Pictures do not belong in the copy; restate the records below word for word.

** Start **

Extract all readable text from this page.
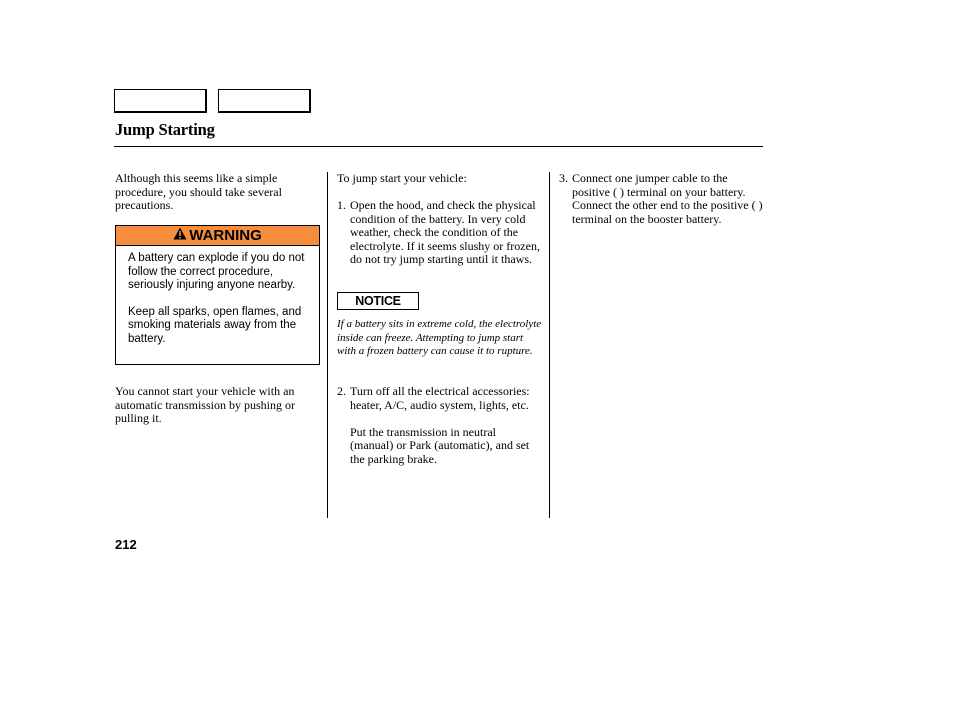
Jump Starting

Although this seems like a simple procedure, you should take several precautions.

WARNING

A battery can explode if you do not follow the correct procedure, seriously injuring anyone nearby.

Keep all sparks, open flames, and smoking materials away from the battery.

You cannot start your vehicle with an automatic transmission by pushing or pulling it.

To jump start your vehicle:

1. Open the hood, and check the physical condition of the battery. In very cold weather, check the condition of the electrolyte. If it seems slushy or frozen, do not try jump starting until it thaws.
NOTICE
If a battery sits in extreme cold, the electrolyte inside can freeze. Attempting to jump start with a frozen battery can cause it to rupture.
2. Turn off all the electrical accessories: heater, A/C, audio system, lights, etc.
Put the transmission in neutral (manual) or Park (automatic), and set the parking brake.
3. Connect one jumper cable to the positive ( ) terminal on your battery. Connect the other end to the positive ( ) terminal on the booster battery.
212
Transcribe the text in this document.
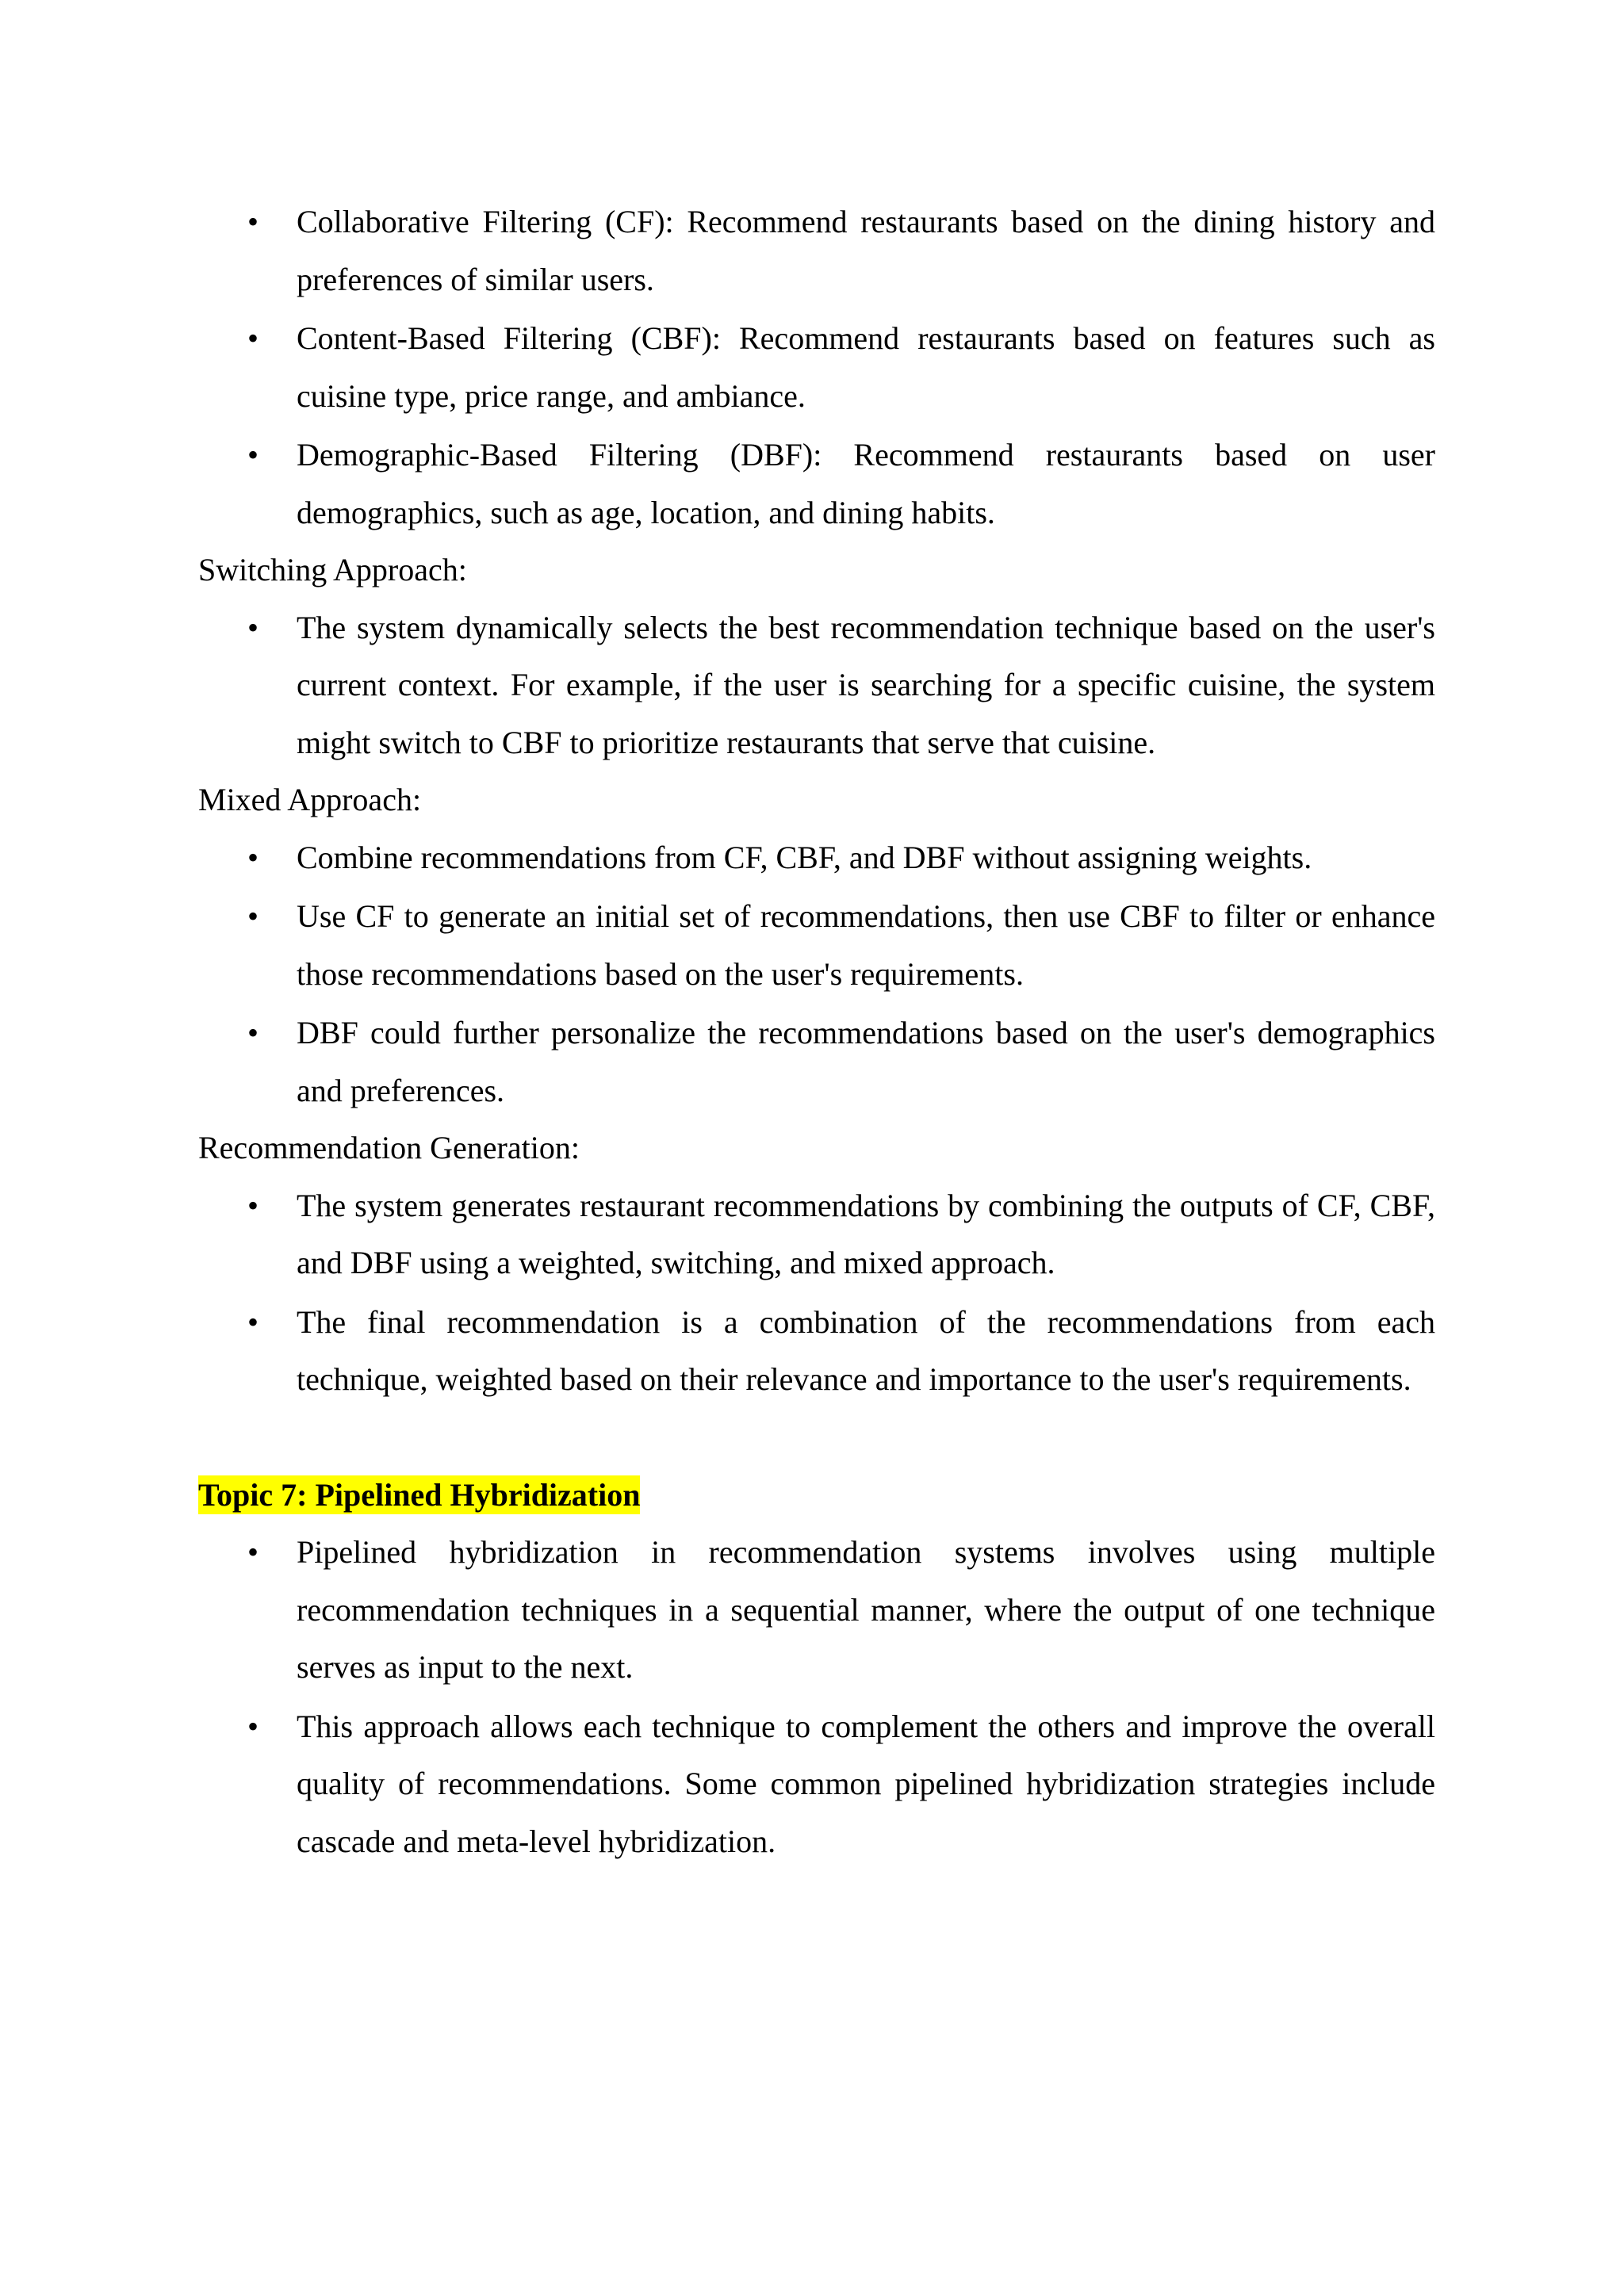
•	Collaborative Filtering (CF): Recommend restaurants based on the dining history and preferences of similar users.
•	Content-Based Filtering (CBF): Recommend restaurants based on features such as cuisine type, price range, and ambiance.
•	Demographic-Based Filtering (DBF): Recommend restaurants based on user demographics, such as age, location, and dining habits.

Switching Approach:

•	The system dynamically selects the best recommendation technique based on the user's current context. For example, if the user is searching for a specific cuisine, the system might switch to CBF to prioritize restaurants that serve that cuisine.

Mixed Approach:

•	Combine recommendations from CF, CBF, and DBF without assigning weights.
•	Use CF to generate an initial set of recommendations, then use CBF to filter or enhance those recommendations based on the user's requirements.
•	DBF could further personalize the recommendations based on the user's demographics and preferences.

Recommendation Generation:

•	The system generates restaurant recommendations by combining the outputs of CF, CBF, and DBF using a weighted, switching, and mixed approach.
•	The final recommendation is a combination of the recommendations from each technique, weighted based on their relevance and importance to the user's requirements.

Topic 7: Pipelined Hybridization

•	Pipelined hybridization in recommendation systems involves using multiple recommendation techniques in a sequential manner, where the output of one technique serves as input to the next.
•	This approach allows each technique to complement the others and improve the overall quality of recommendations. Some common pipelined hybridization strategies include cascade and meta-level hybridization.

** End **

◆ **Written solution**
Extract all readable text from this page.
Jump Starting

Although this seems like a simple procedure, you should take several precautions.

WARNING

A battery can explode if you do not follow the correct procedure, seriously injuring anyone nearby.

Keep all sparks, open flames, and smoking materials away from the battery.

You cannot start your vehicle with an automatic transmission by pushing or pulling it.

To jump start your vehicle:

1. Open the hood, and check the physical condition of the battery. In very cold weather, check the condition of the electrolyte. If it seems slushy or frozen, do not try jump starting until it thaws.
NOTICE
If a battery sits in extreme cold, the electrolyte inside can freeze. Attempting to jump start with a frozen battery can cause it to rupture.
2. Turn off all the electrical accessories: heater, A/C, audio system, lights, etc.
Put the transmission in neutral (manual) or Park (automatic), and set the parking brake.
3. Connect one jumper cable to the positive ( ) terminal on your battery. Connect the other end to the positive ( ) terminal on the booster battery.
212
Transcribe the text in this document.
•	Collaborative Filtering (CF): Recommend restaurants based on the dining history and preferences of similar users.
•	Content-Based Filtering (CBF): Recommend restaurants based on features such as cuisine type, price range, and ambiance.
•	Demographic-Based Filtering (DBF): Recommend restaurants based on user demographics, such as age, location, and dining habits.

Switching Approach:

•	The system dynamically selects the best recommendation technique based on the user's current context. For example, if the user is searching for a specific cuisine, the system might switch to CBF to prioritize restaurants that serve that cuisine.

Mixed Approach:

•	Combine recommendations from CF, CBF, and DBF without assigning weights.
•	Use CF to generate an initial set of recommendations, then use CBF to filter or enhance those recommendations based on the user's requirements.
•	DBF could further personalize the recommendations based on the user's demographics and preferences.

Recommendation Generation:

•	The system generates restaurant recommendations by combining the outputs of CF, CBF, and DBF using a weighted, switching, and mixed approach.
•	The final recommendation is a combination of the recommendations from each technique, weighted based on their relevance and importance to the user's requirements.

Topic 7: Pipelined Hybridization

•	Pipelined hybridization in recommendation systems involves using multiple recommendation techniques in a sequential manner, where the output of one technique serves as input to the next.
•	This approach allows each technique to complement the others and improve the overall quality of recommendations. Some common pipelined hybridization strategies include cascade and meta-level hybridization.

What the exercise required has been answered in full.